Dataset items:
══════
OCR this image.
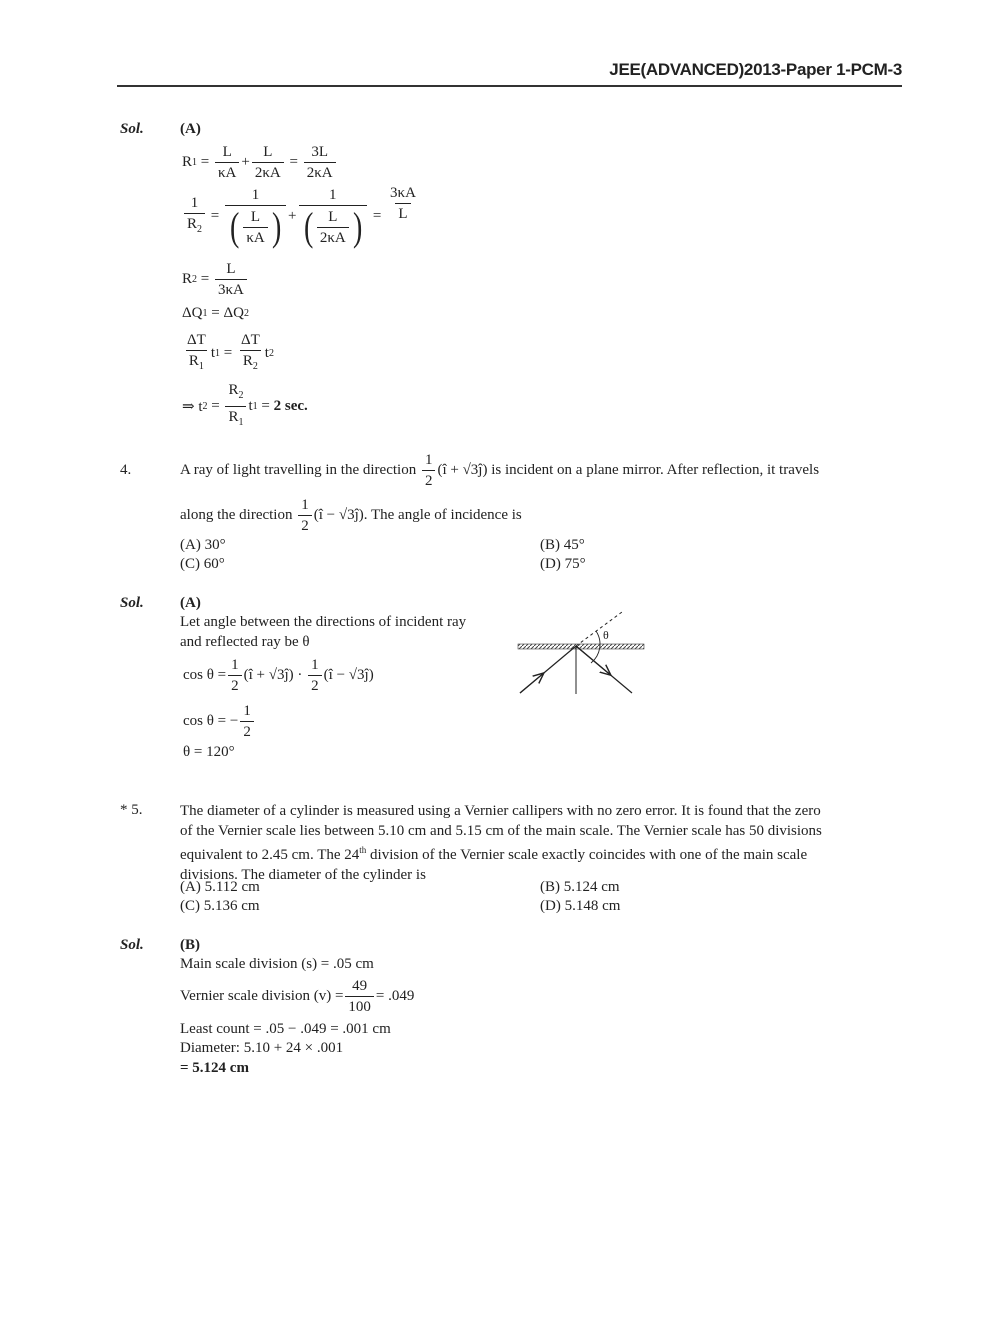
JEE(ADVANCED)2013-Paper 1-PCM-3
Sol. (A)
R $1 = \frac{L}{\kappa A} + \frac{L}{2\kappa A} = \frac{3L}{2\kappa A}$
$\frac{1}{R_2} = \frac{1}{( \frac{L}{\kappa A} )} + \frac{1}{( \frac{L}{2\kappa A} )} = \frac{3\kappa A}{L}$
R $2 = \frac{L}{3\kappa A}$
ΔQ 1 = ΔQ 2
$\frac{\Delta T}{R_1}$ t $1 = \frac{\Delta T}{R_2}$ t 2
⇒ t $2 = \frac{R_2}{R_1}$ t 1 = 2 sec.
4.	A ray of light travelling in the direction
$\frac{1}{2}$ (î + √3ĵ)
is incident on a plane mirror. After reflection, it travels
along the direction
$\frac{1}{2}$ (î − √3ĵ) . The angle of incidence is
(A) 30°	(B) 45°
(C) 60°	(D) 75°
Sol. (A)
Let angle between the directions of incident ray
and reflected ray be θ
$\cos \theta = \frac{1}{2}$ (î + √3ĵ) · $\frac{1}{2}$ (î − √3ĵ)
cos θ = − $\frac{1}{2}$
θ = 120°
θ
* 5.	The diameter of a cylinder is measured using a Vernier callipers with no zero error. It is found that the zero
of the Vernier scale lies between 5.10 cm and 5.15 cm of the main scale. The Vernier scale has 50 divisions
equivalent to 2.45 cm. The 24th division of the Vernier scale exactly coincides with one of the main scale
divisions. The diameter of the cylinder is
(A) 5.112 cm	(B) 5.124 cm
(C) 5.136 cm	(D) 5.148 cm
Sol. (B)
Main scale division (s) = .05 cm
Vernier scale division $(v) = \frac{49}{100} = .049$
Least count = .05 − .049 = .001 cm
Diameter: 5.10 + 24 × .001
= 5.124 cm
══════
» **Goal**
Copy the material above exactly and drop the pictures.

» **Answer for this exercise**
OCR this image.
JEE(ADVANCED)2013-Paper 1-PCM-3
Sol. (A)
R $1 = \frac{L}{\kappa A} + \frac{L}{2\kappa A} = \frac{3L}{2\kappa A}$
$\frac{1}{R_2} = \frac{1}{( \frac{L}{\kappa A} )} + \frac{1}{( \frac{L}{2\kappa A} )} = \frac{3\kappa A}{L}$
R $2 = \frac{L}{3\kappa A}$
ΔQ 1 = ΔQ 2
$\frac{\Delta T}{R_1}$ t $1 = \frac{\Delta T}{R_2}$ t 2
⇒ t $2 = \frac{R_2}{R_1}$ t 1 = 2 sec.
4.	A ray of light travelling in the direction
$\frac{1}{2}$ (î + √3ĵ)
is incident on a plane mirror. After reflection, it travels
along the direction
$\frac{1}{2}$ (î − √3ĵ) . The angle of incidence is
(A) 30°	(B) 45°
(C) 60°	(D) 75°
Sol. (A)
Let angle between the directions of incident ray
and reflected ray be θ
$\cos \theta = \frac{1}{2}$ (î + √3ĵ) · $\frac{1}{2}$ (î − √3ĵ)
cos θ = − $\frac{1}{2}$
θ = 120°
θ
* 5.	The diameter of a cylinder is measured using a Vernier callipers with no zero error. It is found that the zero
of the Vernier scale lies between 5.10 cm and 5.15 cm of the main scale. The Vernier scale has 50 divisions
equivalent to 2.45 cm. The 24th division of the Vernier scale exactly coincides with one of the main scale
divisions. The diameter of the cylinder is
(A) 5.112 cm	(B) 5.124 cm
(C) 5.136 cm	(D) 5.148 cm
Sol. (B)
Main scale division (s) = .05 cm
Vernier scale division $(v) = \frac{49}{100} = .049$
Least count = .05 − .049 = .001 cm
Diameter: 5.10 + 24 × .001
= 5.124 cm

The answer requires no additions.